Entries supplied:

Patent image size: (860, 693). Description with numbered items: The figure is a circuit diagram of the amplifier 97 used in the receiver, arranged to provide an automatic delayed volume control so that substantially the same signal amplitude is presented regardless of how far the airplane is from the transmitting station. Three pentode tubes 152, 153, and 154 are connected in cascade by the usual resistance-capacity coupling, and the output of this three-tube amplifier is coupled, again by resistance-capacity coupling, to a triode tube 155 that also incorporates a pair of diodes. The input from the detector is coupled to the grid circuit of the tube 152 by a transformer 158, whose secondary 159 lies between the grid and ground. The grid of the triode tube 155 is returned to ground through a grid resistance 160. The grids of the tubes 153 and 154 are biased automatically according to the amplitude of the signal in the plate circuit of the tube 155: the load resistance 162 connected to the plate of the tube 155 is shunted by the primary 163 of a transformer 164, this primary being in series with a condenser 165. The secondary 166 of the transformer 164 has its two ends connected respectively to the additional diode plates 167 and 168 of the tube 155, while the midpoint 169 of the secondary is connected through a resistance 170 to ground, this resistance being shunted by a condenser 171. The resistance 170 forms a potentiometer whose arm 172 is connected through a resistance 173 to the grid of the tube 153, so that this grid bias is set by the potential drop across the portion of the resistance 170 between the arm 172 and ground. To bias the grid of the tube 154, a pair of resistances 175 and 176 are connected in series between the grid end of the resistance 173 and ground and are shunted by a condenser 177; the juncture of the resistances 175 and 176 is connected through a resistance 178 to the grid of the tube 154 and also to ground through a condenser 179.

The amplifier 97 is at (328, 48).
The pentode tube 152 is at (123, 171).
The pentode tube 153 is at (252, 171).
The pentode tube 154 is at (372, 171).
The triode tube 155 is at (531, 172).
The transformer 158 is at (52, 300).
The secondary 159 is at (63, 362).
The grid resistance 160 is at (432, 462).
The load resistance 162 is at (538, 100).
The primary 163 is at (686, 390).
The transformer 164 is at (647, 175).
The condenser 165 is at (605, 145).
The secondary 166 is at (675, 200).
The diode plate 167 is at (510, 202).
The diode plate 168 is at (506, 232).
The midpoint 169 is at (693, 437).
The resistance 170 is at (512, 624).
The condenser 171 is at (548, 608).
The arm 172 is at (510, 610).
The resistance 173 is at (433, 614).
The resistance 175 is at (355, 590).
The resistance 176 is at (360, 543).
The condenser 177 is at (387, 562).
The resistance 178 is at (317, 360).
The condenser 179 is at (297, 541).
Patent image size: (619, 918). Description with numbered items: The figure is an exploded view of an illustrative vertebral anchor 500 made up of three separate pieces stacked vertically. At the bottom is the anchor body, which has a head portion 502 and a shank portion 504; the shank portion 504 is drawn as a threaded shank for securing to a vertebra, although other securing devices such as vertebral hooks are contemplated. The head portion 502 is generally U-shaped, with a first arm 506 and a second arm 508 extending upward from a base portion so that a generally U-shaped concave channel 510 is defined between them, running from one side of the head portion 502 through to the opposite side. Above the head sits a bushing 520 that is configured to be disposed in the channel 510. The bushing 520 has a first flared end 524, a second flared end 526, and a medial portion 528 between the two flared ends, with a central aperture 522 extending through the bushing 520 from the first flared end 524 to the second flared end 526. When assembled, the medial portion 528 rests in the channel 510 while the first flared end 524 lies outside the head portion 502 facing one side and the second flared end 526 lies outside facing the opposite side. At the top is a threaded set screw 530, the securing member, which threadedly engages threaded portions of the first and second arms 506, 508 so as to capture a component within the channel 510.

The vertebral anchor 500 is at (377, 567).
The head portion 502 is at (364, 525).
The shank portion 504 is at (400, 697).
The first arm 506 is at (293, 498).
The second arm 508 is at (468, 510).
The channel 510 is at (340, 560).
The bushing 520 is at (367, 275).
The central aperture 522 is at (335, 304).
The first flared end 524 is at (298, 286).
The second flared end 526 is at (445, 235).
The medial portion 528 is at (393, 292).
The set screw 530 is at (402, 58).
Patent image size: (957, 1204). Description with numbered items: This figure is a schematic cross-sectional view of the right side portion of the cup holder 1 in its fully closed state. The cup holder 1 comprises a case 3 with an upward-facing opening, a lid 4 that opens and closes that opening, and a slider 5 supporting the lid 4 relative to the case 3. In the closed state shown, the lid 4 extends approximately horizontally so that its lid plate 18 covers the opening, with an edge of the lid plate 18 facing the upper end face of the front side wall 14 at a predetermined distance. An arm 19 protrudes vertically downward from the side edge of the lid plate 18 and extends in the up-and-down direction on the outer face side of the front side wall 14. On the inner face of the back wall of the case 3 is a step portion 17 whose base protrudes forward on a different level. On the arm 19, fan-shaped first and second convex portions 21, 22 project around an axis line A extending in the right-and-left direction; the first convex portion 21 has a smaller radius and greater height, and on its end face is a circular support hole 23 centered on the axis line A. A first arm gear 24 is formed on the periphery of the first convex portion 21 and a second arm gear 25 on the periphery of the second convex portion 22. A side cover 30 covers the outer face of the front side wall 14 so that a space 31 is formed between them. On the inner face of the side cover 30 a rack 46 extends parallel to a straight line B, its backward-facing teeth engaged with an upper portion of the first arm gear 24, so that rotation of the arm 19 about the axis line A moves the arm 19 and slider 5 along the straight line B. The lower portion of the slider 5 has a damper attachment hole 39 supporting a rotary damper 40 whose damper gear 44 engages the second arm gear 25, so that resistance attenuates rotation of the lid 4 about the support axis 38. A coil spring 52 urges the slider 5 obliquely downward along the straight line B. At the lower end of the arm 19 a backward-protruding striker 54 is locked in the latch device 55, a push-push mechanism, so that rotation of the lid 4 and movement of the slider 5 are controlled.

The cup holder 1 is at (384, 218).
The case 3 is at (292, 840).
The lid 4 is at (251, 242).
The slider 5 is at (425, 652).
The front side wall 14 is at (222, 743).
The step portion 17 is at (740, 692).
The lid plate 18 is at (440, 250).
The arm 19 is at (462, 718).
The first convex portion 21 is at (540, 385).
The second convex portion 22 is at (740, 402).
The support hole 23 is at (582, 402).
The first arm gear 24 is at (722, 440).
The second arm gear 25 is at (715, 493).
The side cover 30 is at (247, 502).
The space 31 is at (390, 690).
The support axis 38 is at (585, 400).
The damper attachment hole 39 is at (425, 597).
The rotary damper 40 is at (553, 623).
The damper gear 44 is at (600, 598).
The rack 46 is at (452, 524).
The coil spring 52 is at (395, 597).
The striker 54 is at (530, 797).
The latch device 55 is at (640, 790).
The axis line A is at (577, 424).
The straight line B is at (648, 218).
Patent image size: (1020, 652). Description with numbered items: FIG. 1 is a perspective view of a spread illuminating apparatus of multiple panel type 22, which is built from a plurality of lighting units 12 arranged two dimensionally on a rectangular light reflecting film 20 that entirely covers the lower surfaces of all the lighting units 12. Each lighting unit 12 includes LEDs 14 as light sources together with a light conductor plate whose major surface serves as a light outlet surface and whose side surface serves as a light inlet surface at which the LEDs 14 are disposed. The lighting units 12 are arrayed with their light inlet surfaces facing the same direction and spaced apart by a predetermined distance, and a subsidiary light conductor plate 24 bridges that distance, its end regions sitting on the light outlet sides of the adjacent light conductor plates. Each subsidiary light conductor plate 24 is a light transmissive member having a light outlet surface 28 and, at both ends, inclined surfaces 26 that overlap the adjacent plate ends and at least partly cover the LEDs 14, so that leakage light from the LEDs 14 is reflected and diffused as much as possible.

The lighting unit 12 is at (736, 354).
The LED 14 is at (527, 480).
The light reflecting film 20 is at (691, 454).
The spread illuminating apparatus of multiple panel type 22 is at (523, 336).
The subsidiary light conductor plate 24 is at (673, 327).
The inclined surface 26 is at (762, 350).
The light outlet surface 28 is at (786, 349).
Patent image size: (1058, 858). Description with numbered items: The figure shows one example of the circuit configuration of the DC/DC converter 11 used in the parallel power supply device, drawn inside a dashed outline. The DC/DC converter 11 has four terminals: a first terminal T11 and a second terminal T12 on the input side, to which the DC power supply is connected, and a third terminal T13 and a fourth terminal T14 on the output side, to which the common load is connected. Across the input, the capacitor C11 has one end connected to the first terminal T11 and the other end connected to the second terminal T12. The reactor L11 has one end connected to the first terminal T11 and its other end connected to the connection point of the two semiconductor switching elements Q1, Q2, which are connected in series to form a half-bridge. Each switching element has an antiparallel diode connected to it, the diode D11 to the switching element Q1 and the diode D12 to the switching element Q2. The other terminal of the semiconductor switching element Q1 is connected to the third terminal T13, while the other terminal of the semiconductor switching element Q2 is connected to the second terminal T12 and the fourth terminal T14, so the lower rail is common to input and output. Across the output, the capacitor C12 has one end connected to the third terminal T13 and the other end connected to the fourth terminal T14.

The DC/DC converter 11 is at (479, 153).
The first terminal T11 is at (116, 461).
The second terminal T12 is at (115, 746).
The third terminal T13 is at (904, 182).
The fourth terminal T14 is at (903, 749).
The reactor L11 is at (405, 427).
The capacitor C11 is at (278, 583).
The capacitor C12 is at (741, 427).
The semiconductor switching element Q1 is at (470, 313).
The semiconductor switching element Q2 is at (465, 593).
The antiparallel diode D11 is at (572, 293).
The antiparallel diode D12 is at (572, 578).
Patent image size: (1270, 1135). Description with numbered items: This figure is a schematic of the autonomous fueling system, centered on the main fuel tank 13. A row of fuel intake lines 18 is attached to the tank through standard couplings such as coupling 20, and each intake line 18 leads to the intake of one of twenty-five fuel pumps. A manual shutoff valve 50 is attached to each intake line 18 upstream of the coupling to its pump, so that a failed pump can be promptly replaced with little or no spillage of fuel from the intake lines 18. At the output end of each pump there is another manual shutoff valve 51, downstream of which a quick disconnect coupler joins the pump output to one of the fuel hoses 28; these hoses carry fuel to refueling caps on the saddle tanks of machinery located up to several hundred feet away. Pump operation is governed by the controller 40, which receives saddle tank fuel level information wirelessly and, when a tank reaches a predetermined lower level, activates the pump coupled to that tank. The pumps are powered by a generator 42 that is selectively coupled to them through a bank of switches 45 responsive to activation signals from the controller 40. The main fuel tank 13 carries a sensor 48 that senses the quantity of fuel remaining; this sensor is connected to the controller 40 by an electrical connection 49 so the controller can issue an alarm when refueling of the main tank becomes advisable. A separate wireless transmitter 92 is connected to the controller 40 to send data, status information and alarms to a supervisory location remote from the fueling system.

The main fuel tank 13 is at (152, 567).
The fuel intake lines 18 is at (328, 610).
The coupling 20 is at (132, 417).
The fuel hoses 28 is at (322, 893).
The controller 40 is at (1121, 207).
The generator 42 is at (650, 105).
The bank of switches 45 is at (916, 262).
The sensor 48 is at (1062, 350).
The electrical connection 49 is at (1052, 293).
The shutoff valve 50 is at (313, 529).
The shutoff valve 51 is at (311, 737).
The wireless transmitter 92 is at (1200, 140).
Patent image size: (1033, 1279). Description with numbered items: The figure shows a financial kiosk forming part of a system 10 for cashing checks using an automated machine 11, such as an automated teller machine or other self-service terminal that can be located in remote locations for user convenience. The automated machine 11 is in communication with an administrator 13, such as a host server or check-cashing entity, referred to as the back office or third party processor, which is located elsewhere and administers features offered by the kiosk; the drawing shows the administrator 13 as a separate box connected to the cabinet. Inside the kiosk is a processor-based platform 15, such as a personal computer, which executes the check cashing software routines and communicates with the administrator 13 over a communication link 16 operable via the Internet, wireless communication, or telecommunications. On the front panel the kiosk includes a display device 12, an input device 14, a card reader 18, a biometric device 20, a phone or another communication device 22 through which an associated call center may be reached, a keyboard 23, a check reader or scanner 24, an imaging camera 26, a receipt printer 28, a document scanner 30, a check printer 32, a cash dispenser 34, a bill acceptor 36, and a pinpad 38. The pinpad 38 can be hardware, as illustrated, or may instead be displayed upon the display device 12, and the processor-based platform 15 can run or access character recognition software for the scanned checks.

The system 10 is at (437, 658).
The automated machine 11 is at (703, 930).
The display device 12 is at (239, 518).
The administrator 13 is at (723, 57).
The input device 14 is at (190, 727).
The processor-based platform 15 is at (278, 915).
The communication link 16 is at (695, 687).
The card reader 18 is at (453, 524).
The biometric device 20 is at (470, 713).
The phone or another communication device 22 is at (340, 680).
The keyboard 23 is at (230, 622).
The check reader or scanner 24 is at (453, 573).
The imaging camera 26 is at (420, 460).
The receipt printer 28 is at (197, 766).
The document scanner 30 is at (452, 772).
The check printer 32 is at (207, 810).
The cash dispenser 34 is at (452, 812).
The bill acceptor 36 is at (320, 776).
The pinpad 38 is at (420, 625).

Work to complete:
Print everything from the line containing "Patent image size: (619, 918)." down to the line containing "The bushing 520 is at (367, 275).", both included, reproducing each line exactly.

The reply:
Patent image size: (619, 918). Description with numbered items: The figure is an exploded view of an illustrative vertebral anchor 500 made up of three separate pieces stacked vertically. At the bottom is the anchor body, which has a head portion 502 and a shank portion 504; the shank portion 504 is drawn as a threaded shank for securing to a vertebra, although other securing devices such as vertebral hooks are contemplated. The head portion 502 is generally U-shaped, with a first arm 506 and a second arm 508 extending upward from a base portion so that a generally U-shaped concave channel 510 is defined between them, running from one side of the head portion 502 through to the opposite side. Above the head sits a bushing 520 that is configured to be disposed in the channel 510. The bushing 520 has a first flared end 524, a second flared end 526, and a medial portion 528 between the two flared ends, with a central aperture 522 extending through the bushing 520 from the first flared end 524 to the second flared end 526. When assembled, the medial portion 528 rests in the channel 510 while the first flared end 524 lies outside the head portion 502 facing one side and the second flared end 526 lies outside facing the opposite side. At the top is a threaded set screw 530, the securing member, which threadedly engages threaded portions of the first and second arms 506, 508 so as to capture a component within the channel 510.

The vertebral anchor 500 is at (377, 567).
The head portion 502 is at (364, 525).
The shank portion 504 is at (400, 697).
The first arm 506 is at (293, 498).
The second arm 508 is at (468, 510).
The channel 510 is at (340, 560).
The bushing 520 is at (367, 275).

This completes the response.